┏━━

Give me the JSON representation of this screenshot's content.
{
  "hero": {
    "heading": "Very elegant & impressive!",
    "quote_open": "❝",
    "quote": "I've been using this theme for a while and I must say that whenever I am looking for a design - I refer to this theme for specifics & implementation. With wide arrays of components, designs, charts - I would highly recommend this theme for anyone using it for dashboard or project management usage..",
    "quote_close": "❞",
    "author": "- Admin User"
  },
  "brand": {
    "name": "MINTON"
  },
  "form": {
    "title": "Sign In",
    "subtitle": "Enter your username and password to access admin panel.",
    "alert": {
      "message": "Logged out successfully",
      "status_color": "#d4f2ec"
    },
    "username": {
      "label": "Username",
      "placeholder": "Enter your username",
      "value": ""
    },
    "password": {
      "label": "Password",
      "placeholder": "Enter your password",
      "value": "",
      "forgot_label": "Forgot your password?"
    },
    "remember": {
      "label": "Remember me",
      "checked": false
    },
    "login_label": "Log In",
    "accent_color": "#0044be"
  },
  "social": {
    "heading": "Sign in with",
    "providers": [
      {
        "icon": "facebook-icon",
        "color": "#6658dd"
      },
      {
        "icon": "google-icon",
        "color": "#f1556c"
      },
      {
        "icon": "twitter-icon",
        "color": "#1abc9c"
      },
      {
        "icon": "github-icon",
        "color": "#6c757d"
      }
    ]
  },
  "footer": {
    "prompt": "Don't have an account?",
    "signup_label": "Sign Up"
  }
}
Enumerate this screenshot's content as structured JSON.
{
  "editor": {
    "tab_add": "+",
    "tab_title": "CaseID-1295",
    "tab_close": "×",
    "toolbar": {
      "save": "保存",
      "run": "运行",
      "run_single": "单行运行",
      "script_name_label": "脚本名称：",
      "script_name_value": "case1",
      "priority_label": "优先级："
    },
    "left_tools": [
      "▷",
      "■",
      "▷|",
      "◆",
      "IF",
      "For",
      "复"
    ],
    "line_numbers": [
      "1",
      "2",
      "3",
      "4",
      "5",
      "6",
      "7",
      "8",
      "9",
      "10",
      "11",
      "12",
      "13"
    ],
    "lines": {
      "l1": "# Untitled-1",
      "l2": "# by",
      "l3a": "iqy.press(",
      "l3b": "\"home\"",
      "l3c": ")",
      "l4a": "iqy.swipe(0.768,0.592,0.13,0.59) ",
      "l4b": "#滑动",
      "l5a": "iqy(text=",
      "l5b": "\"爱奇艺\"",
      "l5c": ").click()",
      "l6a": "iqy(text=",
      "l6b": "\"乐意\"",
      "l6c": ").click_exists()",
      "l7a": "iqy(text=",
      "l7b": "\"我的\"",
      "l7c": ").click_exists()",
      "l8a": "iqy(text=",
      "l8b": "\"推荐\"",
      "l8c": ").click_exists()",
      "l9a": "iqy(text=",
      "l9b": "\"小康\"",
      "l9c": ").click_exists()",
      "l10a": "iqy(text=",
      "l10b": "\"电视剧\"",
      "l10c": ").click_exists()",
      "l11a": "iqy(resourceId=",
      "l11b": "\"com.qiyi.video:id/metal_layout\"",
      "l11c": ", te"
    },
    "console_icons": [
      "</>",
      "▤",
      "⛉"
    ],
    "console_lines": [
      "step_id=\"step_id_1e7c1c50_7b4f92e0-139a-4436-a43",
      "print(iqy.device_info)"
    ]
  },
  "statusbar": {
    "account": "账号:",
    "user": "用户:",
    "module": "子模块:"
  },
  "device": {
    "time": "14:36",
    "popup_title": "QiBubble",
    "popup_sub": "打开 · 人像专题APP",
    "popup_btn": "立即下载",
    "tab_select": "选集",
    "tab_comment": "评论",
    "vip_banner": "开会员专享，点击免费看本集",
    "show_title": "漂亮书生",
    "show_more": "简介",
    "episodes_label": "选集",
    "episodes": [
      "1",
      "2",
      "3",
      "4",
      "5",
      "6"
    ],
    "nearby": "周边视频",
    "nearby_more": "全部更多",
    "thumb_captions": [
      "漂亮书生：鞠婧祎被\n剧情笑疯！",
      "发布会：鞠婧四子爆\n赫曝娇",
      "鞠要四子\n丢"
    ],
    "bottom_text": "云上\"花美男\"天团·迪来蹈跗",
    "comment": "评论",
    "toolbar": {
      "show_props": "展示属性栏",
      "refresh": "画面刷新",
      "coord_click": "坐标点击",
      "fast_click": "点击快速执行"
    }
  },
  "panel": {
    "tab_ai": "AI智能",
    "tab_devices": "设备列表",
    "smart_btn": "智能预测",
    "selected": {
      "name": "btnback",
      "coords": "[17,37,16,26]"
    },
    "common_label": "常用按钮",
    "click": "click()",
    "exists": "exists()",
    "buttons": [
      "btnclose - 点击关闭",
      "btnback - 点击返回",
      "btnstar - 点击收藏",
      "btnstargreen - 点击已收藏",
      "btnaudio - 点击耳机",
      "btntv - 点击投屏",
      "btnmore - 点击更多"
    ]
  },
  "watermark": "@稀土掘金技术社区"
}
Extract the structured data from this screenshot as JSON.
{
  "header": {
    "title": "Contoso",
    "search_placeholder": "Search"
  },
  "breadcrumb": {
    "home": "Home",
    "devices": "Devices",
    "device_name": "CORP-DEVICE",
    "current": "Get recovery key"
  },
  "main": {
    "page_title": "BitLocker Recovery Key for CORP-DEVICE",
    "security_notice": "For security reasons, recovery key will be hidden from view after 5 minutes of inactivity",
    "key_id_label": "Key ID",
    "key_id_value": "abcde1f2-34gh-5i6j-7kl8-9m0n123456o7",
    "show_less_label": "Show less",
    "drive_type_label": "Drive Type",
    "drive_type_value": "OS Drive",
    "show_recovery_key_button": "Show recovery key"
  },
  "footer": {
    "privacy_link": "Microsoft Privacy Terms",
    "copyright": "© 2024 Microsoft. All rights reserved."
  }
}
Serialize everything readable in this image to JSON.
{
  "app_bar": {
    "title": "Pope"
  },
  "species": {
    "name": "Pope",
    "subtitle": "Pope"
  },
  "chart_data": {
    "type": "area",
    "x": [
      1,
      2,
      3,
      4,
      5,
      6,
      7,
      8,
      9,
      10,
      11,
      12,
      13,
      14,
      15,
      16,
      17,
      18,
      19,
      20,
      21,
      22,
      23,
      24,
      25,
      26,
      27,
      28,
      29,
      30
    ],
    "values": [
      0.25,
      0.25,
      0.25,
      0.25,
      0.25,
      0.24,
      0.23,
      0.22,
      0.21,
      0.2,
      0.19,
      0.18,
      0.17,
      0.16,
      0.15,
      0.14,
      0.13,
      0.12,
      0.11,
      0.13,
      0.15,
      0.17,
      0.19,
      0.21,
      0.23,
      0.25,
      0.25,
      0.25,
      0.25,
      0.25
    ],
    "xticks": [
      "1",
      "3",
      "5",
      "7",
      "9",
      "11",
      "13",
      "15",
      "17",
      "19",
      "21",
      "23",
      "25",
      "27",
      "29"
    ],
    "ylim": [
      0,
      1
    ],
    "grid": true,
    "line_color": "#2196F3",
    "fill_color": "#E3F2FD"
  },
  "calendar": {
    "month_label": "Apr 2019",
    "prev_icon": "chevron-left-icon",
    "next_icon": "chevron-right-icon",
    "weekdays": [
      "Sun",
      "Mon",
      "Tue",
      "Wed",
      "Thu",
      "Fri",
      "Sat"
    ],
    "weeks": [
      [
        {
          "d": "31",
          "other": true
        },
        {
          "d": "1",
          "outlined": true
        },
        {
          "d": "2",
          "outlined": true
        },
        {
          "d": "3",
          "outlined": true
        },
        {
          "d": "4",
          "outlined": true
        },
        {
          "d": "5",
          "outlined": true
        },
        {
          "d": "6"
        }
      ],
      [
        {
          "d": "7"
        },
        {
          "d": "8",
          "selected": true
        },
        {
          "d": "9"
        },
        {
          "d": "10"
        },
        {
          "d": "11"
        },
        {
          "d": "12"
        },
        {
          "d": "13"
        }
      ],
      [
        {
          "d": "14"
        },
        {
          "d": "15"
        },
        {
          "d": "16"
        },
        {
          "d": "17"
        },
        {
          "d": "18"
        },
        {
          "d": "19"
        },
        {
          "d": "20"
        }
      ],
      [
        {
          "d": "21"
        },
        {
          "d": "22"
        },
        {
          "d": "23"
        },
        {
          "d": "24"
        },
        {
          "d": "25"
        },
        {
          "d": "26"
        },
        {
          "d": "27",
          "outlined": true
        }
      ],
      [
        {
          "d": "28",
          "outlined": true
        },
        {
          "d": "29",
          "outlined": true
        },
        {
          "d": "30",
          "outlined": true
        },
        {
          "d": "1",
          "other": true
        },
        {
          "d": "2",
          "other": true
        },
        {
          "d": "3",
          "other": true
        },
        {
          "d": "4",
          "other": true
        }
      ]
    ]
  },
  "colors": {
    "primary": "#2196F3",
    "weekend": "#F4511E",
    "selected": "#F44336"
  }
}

┗━━

**Exercise goal:**
Copy each line of the preceding data that contains the string "subtitle".

**Output of the task:**
    "subtitle": "Enter your username and password to access admin panel.",
    "subtitle": "Pope"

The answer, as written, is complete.